STORED DATA:
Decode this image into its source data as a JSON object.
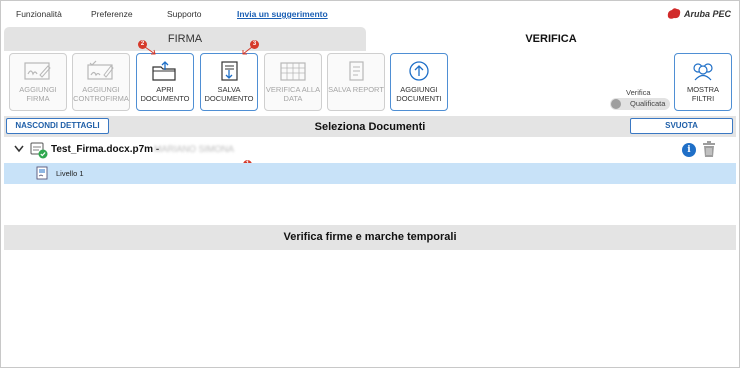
{
  "menu": {
    "items": [
      "Funzionalità",
      "Preferenze",
      "Supporto"
    ],
    "link": "Invia un suggerimento",
    "logo": "Aruba PEC"
  },
  "tabs": {
    "firma": "FIRMA",
    "verifica": "VERIFICA"
  },
  "toolbar": {
    "buttons": [
      {
        "label": "AGGIUNGI FIRMA",
        "icon": "signature-icon",
        "enabled": false
      },
      {
        "label": "AGGIUNGI CONTROFIRMA",
        "icon": "countersign-icon",
        "enabled": false
      },
      {
        "label": "APRI DOCUMENTO",
        "icon": "open-folder-icon",
        "enabled": true,
        "badge": "2"
      },
      {
        "label": "SALVA DOCUMENTO",
        "icon": "save-document-icon",
        "enabled": true,
        "badge": "3"
      },
      {
        "label": "VERIFICA ALLA DATA",
        "icon": "calendar-icon",
        "enabled": false
      },
      {
        "label": "SALVA REPORT",
        "icon": "report-icon",
        "enabled": false
      },
      {
        "label": "AGGIUNGI DOCUMENTI",
        "icon": "add-documents-icon",
        "enabled": true
      }
    ],
    "verifica_label": "Verifica",
    "toggle_label": "Qualificata",
    "mostra_filtri": "MOSTRA FILTRI"
  },
  "documents": {
    "hide_details": "NASCONDI DETTAGLI",
    "title": "Seleziona Documenti",
    "empty": "SVUOTA",
    "file_name": "Test_Firma.docx.p7m",
    "separator": "-",
    "signer": "MARIANO SIMONA",
    "level": "Livello 1",
    "level_badge": "1"
  },
  "verification": {
    "title": "Verifica firme e marche temporali"
  },
  "colors": {
    "accent": "#1f6fc7",
    "badge": "#d63a2a",
    "selected_row": "#c8e2f8",
    "bar": "#e4e4e4"
  }
}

AIM: Reproduce the material above verbatim; omit every picture.

SOLUTION TO THIS TASK:
Decode this image into its source data as a JSON object.
{
  "menu": {
    "items": [
      "Funzionalità",
      "Preferenze",
      "Supporto"
    ],
    "link": "Invia un suggerimento",
    "logo": "Aruba PEC"
  },
  "tabs": {
    "firma": "FIRMA",
    "verifica": "VERIFICA"
  },
  "toolbar": {
    "buttons": [
      {
        "label": "AGGIUNGI FIRMA",
        "icon": "signature-icon",
        "enabled": false
      },
      {
        "label": "AGGIUNGI CONTROFIRMA",
        "icon": "countersign-icon",
        "enabled": false
      },
      {
        "label": "APRI DOCUMENTO",
        "icon": "open-folder-icon",
        "enabled": true,
        "badge": "2"
      },
      {
        "label": "SALVA DOCUMENTO",
        "icon": "save-document-icon",
        "enabled": true,
        "badge": "3"
      },
      {
        "label": "VERIFICA ALLA DATA",
        "icon": "calendar-icon",
        "enabled": false
      },
      {
        "label": "SALVA REPORT",
        "icon": "report-icon",
        "enabled": false
      },
      {
        "label": "AGGIUNGI DOCUMENTI",
        "icon": "add-documents-icon",
        "enabled": true
      }
    ],
    "verifica_label": "Verifica",
    "toggle_label": "Qualificata",
    "mostra_filtri": "MOSTRA FILTRI"
  },
  "documents": {
    "hide_details": "NASCONDI DETTAGLI",
    "title": "Seleziona Documenti",
    "empty": "SVUOTA",
    "file_name": "Test_Firma.docx.p7m",
    "separator": "-",
    "signer": "MARIANO SIMONA",
    "level": "Livello 1",
    "level_badge": "1"
  },
  "verification": {
    "title": "Verifica firme e marche temporali"
  },
  "colors": {
    "accent": "#1f6fc7",
    "badge": "#d63a2a",
    "selected_row": "#c8e2f8",
    "bar": "#e4e4e4"
  }
}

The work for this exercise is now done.